Pick out each line of the records in which the word "with" appears.

* start *

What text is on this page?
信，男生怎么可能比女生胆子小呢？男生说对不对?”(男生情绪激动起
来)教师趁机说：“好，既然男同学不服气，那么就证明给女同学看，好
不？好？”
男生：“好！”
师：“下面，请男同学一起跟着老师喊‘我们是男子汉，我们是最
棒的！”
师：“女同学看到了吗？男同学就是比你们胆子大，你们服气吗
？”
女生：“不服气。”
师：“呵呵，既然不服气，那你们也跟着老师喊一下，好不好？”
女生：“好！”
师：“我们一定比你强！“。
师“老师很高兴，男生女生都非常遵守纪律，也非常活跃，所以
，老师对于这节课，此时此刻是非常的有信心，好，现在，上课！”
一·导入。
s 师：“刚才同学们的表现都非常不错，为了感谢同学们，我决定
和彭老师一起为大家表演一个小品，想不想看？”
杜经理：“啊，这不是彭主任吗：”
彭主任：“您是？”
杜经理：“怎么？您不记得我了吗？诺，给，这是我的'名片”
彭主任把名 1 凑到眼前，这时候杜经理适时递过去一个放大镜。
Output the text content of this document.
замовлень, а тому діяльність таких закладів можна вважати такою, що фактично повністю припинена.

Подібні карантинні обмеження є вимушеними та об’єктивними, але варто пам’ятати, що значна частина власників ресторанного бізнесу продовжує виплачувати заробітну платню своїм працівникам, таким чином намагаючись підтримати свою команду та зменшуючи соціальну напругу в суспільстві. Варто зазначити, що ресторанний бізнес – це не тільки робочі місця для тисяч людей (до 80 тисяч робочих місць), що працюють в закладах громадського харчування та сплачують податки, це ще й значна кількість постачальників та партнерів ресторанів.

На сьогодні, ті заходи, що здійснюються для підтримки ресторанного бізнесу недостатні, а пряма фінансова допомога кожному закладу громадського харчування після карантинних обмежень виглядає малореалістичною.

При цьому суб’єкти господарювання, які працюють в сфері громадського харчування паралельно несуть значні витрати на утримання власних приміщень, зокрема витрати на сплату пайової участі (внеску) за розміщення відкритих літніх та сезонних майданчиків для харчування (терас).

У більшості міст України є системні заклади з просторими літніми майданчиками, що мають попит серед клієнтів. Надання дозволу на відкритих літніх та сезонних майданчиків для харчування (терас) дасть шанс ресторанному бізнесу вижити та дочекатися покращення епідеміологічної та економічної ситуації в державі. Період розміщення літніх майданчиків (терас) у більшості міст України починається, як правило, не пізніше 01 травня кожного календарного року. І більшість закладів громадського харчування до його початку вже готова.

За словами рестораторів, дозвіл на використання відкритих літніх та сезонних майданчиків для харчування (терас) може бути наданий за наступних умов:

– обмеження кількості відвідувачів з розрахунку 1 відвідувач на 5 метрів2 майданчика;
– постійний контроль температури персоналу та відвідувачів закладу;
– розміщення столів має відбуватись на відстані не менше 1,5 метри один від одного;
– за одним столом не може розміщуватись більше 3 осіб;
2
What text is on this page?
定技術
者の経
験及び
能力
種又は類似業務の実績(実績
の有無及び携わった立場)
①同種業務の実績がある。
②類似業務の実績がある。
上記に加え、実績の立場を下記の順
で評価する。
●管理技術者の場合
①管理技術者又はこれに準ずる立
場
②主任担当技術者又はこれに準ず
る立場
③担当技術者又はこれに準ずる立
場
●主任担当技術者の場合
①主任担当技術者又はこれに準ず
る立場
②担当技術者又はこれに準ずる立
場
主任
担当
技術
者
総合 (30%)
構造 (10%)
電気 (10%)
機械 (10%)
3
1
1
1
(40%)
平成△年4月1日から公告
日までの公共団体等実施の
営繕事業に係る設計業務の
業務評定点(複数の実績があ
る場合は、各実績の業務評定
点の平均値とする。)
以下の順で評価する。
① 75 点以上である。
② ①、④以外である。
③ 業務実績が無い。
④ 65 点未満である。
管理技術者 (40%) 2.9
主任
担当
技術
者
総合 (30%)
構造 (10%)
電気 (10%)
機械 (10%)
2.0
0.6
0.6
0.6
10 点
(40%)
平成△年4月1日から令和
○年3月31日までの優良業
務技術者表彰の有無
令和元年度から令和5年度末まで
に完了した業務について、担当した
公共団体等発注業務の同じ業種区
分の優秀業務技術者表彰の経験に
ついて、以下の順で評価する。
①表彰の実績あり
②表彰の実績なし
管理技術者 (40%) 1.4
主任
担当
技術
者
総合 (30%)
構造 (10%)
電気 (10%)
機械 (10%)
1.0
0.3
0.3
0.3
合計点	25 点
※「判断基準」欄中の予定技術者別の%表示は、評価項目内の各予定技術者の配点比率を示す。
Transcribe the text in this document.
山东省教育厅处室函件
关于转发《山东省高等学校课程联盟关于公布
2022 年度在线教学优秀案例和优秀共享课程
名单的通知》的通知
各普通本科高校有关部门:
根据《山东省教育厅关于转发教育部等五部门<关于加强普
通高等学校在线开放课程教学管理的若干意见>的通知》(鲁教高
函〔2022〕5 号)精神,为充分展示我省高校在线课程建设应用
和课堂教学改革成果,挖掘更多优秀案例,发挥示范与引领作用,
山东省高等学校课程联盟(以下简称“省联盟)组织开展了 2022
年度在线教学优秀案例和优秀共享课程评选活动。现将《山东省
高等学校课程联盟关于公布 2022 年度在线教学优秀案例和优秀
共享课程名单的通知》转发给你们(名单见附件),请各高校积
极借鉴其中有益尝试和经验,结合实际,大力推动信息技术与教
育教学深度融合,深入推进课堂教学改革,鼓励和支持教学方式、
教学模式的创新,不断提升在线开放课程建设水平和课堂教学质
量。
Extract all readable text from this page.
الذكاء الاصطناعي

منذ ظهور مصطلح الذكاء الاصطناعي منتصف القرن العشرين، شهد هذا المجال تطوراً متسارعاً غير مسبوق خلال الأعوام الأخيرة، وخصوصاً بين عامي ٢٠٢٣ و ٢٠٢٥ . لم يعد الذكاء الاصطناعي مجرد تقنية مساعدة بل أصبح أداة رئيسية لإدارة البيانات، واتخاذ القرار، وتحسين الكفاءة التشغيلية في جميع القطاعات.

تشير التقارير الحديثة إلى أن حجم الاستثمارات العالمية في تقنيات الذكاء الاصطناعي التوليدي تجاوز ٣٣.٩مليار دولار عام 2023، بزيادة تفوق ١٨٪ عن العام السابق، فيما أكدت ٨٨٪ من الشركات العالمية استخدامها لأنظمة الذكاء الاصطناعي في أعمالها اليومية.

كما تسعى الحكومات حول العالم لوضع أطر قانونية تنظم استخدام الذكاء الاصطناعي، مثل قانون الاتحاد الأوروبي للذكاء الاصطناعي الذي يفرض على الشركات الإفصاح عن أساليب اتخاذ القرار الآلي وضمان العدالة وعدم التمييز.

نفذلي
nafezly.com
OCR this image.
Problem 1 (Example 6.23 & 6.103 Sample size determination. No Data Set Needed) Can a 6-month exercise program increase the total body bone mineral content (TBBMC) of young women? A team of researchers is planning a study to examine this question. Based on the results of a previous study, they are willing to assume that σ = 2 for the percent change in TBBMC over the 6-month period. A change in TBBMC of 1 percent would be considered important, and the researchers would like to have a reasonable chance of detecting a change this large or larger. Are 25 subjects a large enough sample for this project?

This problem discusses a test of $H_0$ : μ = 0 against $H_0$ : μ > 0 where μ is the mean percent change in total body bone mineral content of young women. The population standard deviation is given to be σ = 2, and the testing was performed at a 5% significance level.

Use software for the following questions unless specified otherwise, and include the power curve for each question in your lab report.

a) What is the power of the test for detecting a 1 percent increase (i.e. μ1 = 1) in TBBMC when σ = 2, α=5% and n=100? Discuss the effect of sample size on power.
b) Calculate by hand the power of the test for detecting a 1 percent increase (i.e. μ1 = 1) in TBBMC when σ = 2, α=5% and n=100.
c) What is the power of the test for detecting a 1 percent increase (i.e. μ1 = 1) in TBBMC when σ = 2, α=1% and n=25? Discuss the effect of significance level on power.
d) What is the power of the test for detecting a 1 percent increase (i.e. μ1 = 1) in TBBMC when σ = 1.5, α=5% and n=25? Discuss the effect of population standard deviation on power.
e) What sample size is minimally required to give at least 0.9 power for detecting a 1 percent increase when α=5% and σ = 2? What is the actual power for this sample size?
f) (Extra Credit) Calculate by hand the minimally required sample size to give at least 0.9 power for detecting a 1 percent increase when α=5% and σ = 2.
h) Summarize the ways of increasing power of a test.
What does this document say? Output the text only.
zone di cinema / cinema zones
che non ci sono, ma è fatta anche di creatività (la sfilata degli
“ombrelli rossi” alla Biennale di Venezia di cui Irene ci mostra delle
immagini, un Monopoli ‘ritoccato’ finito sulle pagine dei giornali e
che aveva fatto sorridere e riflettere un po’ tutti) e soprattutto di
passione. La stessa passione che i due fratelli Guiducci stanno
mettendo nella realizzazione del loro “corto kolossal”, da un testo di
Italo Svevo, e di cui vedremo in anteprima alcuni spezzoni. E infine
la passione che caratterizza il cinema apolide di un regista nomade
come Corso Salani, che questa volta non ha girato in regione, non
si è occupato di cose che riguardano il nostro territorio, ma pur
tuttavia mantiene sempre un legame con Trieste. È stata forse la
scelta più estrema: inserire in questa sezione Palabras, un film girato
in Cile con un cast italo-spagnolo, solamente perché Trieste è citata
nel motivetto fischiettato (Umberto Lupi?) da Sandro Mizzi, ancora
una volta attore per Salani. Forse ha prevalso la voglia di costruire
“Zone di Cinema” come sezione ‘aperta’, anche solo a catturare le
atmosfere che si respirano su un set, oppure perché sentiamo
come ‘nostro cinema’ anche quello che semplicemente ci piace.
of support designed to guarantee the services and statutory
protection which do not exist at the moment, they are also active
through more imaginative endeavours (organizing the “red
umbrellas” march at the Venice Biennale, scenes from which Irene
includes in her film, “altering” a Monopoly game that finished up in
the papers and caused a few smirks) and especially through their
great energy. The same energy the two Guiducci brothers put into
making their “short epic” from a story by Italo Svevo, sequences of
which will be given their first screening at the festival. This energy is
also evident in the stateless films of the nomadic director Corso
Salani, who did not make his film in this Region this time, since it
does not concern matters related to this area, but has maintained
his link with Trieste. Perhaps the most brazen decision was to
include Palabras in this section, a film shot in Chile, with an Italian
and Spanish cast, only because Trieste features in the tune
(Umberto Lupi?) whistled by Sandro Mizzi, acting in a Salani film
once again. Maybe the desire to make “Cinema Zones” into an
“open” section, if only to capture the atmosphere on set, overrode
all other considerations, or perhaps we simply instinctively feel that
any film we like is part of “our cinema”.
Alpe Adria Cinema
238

* end *

_Reply_
his link with Trieste. Perhaps the most brazen decision was to
include Palabras in this section, a film shot in Chile, with an Italian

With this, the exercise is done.